PROBLEM STATEMENT – From the entries below, copy out every line with "text" in it.

MATERIAL PROVIDED –
▬▬▬

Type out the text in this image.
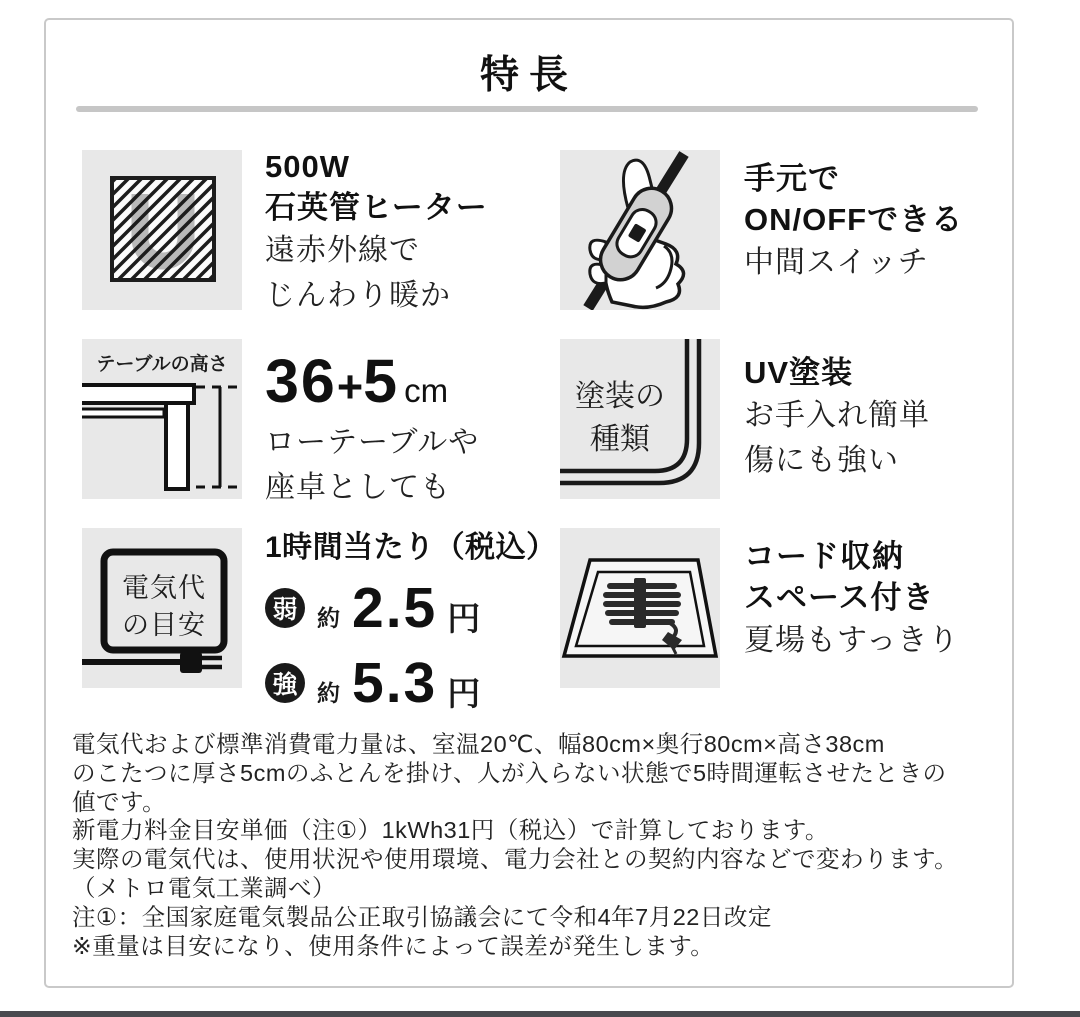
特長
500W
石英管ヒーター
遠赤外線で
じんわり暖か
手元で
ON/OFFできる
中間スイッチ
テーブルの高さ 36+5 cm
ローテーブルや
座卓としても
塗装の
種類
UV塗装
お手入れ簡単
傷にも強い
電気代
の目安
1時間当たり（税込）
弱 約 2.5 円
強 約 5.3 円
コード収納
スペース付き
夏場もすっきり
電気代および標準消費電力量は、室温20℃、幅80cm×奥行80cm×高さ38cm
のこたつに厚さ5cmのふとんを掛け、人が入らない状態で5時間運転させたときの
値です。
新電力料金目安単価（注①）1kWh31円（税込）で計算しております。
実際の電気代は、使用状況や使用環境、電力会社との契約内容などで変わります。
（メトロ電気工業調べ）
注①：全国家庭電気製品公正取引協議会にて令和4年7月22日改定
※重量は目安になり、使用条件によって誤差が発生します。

▬▬▬

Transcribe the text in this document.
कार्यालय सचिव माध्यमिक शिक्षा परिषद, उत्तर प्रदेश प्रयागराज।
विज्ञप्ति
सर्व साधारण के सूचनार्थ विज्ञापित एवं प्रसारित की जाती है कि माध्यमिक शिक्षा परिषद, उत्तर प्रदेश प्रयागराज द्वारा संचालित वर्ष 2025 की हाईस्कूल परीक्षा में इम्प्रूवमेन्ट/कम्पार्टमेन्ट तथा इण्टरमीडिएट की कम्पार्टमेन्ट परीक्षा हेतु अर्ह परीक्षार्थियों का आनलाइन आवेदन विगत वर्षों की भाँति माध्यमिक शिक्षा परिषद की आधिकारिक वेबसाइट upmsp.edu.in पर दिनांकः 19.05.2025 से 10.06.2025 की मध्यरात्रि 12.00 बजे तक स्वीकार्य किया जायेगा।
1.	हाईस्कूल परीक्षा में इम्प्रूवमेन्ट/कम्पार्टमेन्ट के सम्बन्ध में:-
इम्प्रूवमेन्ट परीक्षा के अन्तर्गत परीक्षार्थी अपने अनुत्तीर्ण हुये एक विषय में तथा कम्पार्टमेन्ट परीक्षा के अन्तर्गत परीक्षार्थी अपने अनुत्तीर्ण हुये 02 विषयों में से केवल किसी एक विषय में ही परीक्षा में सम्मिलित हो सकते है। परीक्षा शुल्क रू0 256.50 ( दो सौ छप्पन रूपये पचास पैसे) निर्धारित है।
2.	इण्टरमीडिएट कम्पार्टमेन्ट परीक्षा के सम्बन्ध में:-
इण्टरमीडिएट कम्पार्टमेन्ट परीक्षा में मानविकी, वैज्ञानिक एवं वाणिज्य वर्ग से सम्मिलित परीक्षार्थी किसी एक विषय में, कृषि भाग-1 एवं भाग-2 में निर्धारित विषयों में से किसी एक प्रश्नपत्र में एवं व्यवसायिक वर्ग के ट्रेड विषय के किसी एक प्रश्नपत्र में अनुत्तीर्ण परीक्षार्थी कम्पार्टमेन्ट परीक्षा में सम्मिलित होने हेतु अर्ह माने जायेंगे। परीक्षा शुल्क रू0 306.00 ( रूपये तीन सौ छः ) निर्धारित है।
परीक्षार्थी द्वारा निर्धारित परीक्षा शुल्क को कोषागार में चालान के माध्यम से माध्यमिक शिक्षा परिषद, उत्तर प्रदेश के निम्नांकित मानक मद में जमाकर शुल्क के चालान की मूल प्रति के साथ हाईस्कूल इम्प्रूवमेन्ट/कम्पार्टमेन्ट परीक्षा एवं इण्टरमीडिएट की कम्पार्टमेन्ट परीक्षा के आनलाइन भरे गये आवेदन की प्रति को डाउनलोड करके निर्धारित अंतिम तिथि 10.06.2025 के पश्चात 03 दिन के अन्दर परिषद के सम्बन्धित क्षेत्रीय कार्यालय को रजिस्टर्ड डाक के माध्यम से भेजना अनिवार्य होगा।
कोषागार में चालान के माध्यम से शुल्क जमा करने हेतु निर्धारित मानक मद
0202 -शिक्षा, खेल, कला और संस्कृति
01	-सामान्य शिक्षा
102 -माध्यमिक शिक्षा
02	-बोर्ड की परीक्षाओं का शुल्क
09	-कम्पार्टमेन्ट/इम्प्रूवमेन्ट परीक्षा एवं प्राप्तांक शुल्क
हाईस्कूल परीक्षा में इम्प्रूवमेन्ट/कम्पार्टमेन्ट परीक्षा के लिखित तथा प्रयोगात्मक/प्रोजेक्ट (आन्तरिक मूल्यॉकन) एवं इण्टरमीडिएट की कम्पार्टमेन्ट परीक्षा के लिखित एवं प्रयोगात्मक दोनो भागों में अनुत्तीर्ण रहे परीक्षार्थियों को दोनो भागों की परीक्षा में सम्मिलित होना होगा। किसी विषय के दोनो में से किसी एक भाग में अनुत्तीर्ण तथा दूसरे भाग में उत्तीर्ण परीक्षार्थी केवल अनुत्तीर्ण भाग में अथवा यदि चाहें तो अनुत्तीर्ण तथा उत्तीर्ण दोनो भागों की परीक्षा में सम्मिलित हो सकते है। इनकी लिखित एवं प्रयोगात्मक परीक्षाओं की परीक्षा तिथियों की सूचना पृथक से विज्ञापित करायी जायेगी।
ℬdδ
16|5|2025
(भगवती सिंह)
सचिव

▬▬▬

RESULT OF THE EXERCISE –
Type out the text in this image.
Transcribe the text in this document.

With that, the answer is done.